Each record below should be output verbatim, without pictures.

___ Supplied information ___

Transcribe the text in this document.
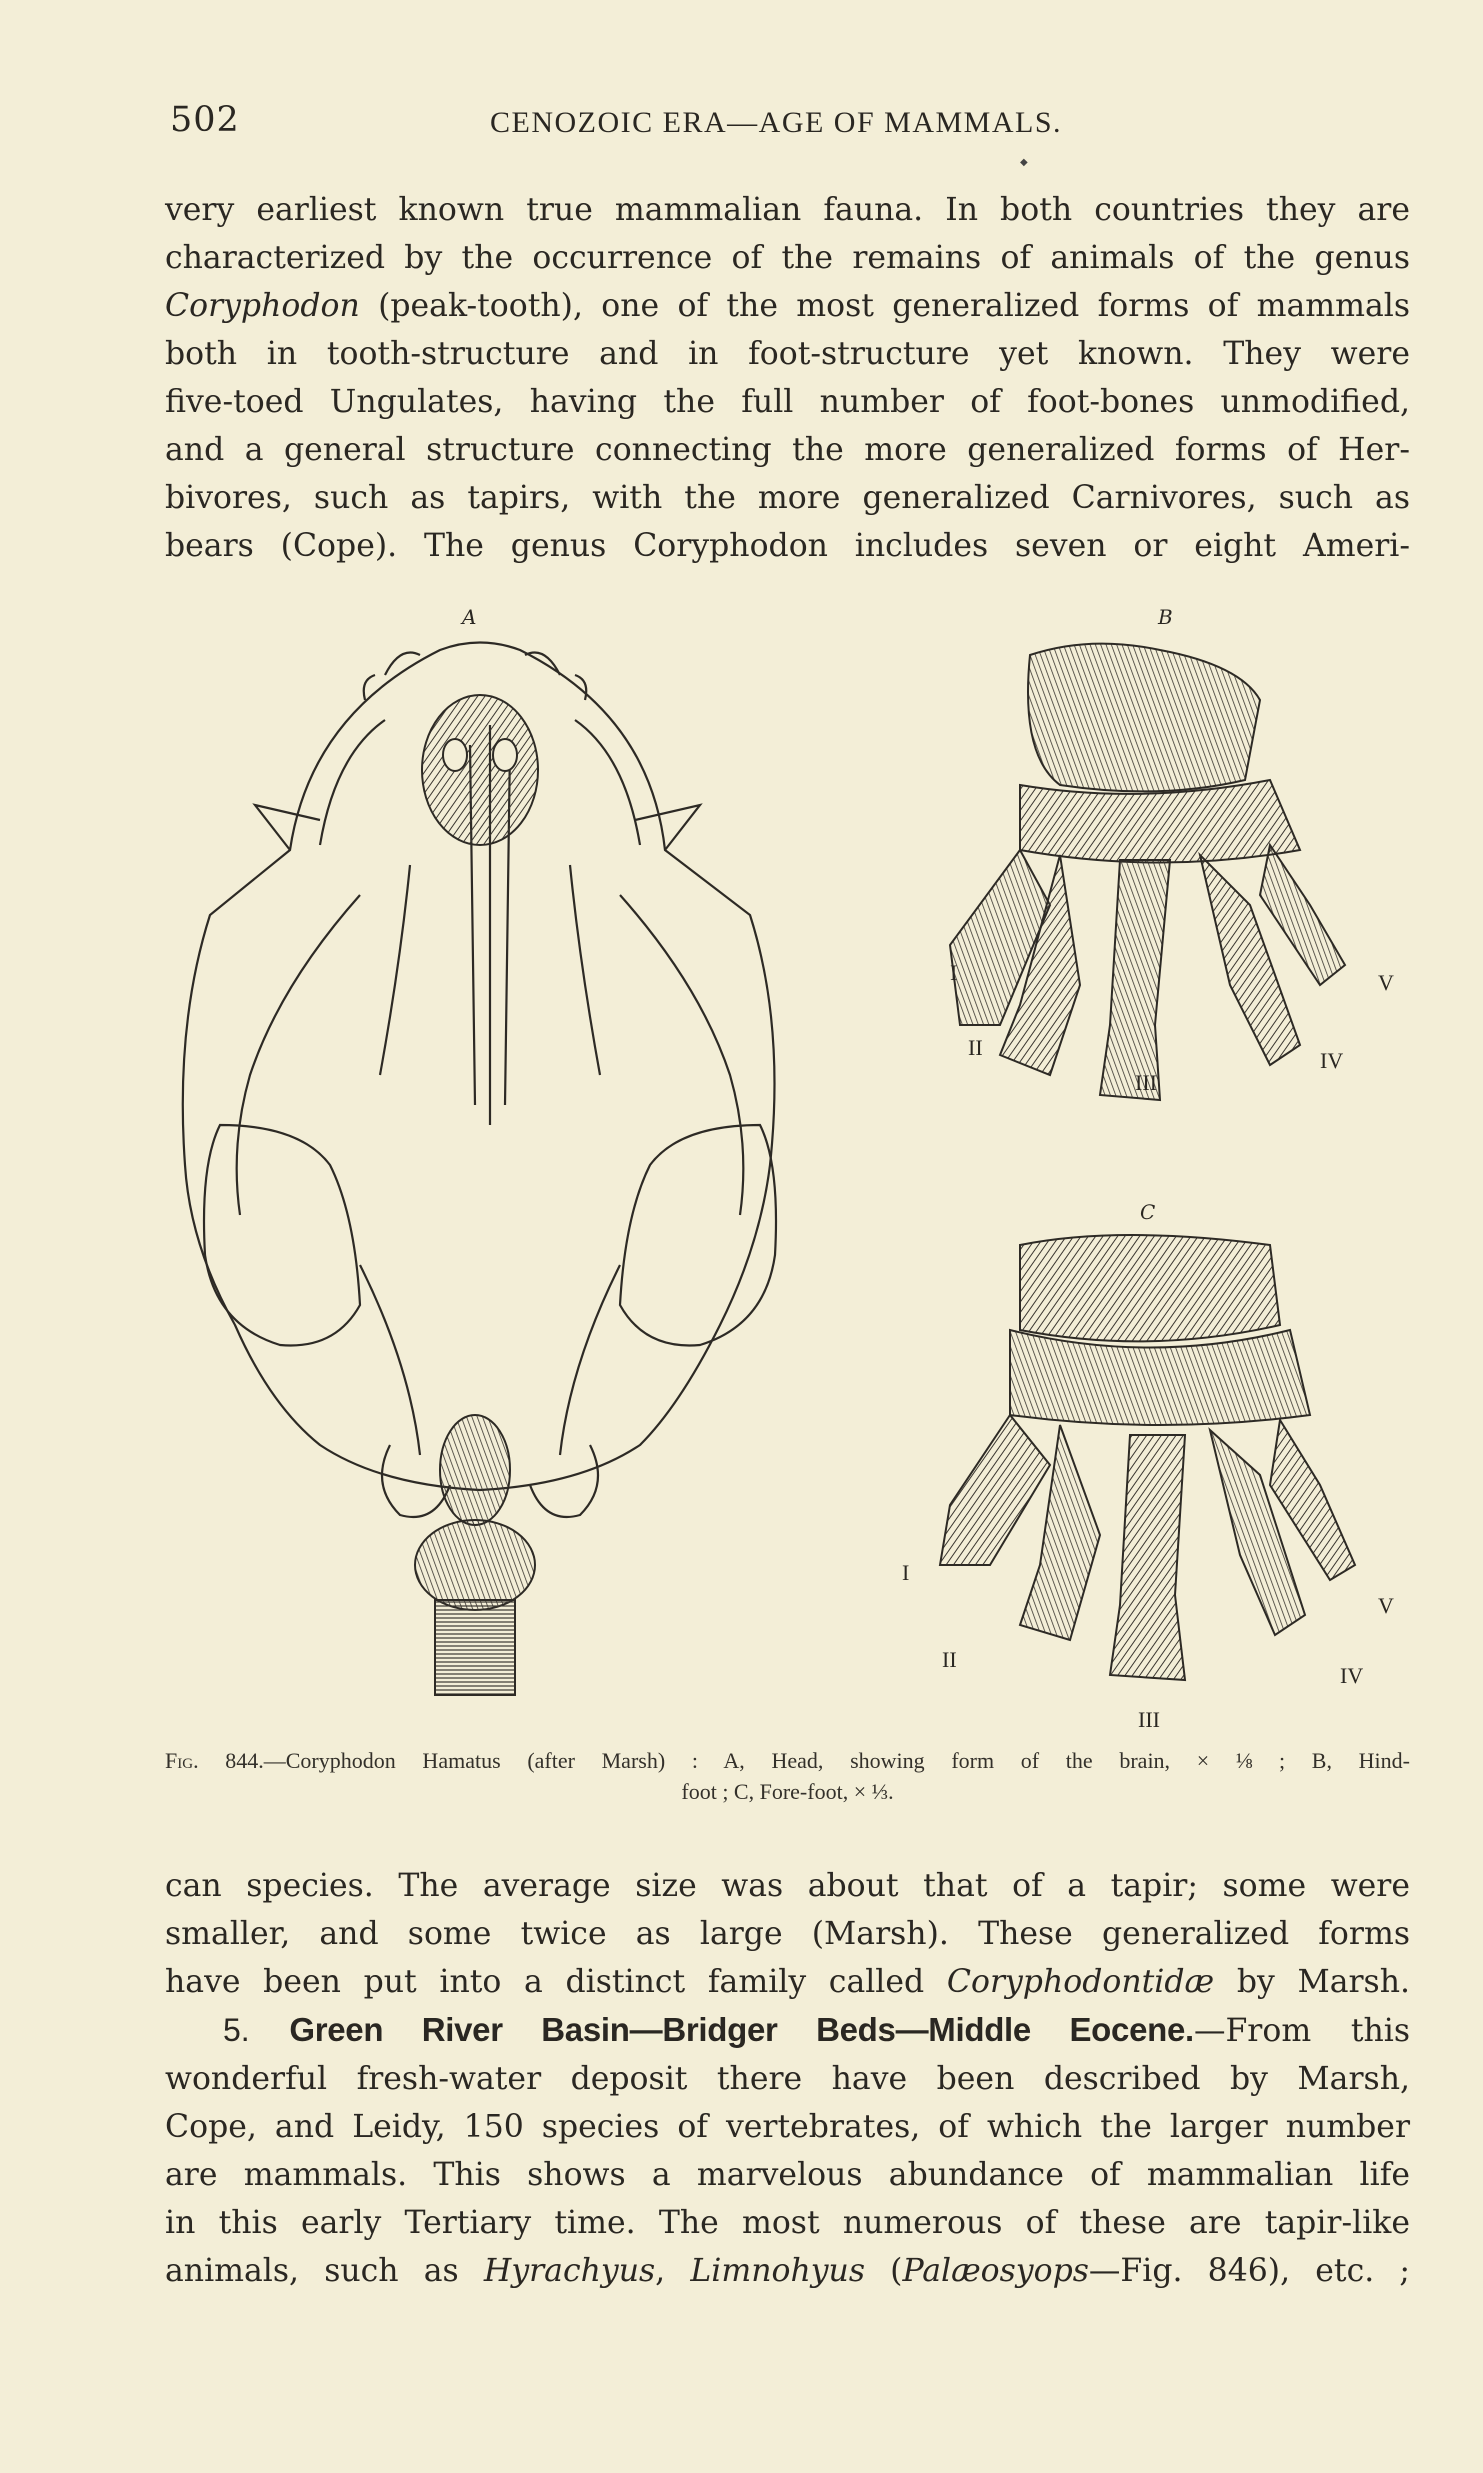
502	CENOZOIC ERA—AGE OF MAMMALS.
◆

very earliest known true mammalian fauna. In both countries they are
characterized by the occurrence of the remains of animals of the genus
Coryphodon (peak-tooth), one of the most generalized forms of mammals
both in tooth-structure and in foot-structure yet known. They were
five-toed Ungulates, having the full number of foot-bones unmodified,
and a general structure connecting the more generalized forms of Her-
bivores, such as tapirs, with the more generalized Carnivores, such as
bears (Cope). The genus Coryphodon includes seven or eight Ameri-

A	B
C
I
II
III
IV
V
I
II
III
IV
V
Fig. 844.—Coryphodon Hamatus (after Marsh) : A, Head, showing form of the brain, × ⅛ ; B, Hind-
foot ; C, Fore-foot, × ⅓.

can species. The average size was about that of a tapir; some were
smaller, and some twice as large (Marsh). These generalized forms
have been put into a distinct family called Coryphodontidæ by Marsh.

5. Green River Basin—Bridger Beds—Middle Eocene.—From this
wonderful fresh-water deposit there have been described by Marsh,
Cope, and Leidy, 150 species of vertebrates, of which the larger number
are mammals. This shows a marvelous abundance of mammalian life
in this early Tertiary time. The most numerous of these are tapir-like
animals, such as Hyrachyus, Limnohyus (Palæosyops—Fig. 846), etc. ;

___

* Result of this exercise
Transcribe the text in this document.
502	CENOZOIC ERA—AGE OF MAMMALS.
◆

very earliest known true mammalian fauna. In both countries they are
characterized by the occurrence of the remains of animals of the genus
Coryphodon (peak-tooth), one of the most generalized forms of mammals
both in tooth-structure and in foot-structure yet known. They were
five-toed Ungulates, having the full number of foot-bones unmodified,
and a general structure connecting the more generalized forms of Her-
bivores, such as tapirs, with the more generalized Carnivores, such as
bears (Cope). The genus Coryphodon includes seven or eight Ameri-

A	B
C
I
II
III
IV
V
I
II
III
IV
V
Fig. 844.—Coryphodon Hamatus (after Marsh) : A, Head, showing form of the brain, × ⅛ ; B, Hind-
foot ; C, Fore-foot, × ⅓.

can species. The average size was about that of a tapir; some were
smaller, and some twice as large (Marsh). These generalized forms
have been put into a distinct family called Coryphodontidæ by Marsh.

5. Green River Basin—Bridger Beds—Middle Eocene.—From this
wonderful fresh-water deposit there have been described by Marsh,
Cope, and Leidy, 150 species of vertebrates, of which the larger number
are mammals. This shows a marvelous abundance of mammalian life
in this early Tertiary time. The most numerous of these are tapir-like
animals, such as Hyrachyus, Limnohyus (Palæosyops—Fig. 846), etc. ;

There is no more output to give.